Data to process ::
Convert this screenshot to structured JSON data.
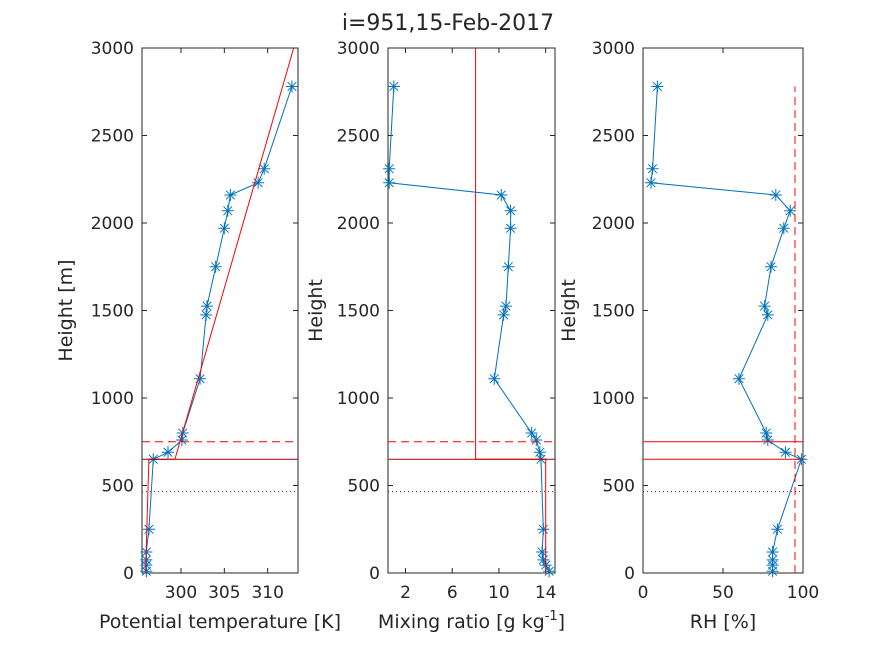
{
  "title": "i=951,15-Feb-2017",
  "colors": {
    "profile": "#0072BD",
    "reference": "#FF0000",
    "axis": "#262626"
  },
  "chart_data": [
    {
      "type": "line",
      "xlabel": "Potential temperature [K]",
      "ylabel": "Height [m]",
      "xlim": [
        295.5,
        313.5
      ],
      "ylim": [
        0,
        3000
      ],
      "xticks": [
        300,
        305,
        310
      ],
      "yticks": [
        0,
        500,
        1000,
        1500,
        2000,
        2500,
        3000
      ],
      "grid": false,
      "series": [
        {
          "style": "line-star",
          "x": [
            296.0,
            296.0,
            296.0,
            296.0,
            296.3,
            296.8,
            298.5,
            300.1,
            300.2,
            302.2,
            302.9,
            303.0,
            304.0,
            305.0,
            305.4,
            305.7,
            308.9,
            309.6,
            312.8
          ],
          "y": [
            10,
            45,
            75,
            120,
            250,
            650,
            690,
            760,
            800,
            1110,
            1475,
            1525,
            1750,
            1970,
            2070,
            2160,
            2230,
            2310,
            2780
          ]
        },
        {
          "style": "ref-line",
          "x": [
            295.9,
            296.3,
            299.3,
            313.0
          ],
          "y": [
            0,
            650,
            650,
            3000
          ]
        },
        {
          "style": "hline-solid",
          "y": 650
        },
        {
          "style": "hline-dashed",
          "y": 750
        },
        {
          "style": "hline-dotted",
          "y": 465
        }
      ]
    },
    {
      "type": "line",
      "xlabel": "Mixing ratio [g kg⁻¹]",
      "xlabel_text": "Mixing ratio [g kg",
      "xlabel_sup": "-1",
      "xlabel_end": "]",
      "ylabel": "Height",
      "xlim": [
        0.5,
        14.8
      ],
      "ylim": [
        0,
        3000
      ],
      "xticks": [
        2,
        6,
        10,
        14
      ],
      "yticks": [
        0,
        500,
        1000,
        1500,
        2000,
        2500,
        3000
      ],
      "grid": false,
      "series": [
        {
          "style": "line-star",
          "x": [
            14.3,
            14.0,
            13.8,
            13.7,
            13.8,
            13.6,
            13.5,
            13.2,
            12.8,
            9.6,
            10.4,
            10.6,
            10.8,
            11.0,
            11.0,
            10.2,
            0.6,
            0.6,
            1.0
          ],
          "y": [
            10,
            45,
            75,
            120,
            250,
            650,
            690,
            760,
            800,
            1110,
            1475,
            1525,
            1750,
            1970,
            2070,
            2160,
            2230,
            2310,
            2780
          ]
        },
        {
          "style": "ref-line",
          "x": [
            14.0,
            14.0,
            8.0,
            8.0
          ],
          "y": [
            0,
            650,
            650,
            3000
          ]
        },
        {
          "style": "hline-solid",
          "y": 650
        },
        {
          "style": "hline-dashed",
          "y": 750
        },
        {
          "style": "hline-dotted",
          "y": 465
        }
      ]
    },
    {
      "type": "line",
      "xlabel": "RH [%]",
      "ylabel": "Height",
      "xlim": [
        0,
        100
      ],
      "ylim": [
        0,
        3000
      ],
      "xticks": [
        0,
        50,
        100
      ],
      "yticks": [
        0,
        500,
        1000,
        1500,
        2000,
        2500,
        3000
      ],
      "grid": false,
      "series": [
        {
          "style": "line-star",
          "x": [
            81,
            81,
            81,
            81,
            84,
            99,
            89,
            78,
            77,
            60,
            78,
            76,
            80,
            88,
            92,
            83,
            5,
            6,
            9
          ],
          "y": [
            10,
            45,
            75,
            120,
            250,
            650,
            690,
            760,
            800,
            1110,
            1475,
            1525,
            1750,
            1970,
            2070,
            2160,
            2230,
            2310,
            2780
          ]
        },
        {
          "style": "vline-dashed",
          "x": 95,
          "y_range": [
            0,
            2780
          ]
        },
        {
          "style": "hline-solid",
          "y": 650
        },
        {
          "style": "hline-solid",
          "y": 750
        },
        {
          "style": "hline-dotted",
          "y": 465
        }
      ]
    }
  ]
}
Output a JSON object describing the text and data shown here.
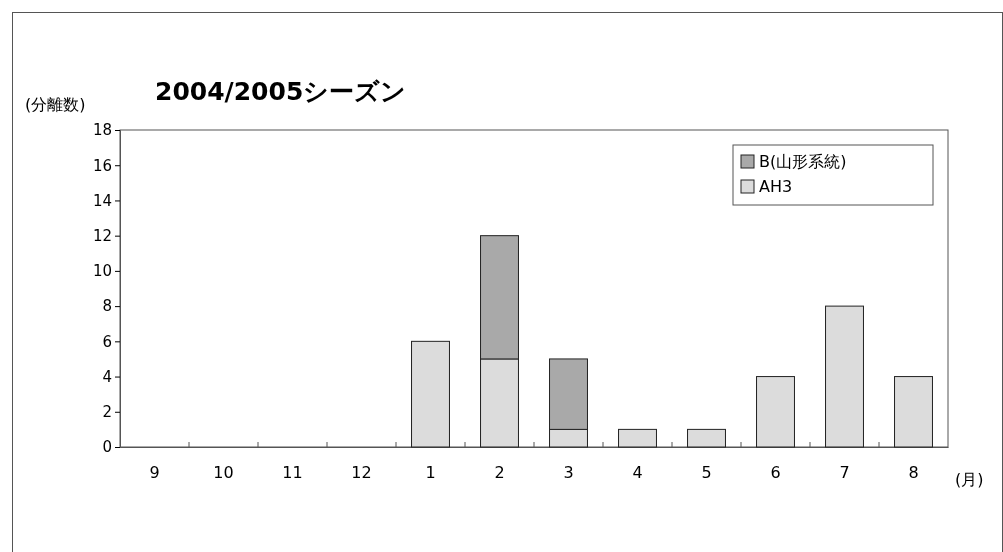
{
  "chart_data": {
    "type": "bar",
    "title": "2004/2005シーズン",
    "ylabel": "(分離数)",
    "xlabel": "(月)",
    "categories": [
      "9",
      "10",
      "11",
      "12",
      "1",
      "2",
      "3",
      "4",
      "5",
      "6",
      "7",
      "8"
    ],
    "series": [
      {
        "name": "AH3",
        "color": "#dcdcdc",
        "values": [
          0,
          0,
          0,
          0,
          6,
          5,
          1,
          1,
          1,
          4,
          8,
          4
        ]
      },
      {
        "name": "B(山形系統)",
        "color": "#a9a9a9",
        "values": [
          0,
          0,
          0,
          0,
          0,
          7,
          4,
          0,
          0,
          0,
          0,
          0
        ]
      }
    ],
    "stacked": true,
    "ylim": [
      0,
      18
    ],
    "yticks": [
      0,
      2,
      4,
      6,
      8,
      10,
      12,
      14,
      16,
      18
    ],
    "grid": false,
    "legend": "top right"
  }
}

Exercise ::
Return each line of the data that contains the string "title".

Answer to this task ::
  "title": "i=951,15-Feb-2017",
    "title": "2004/2005シーズン",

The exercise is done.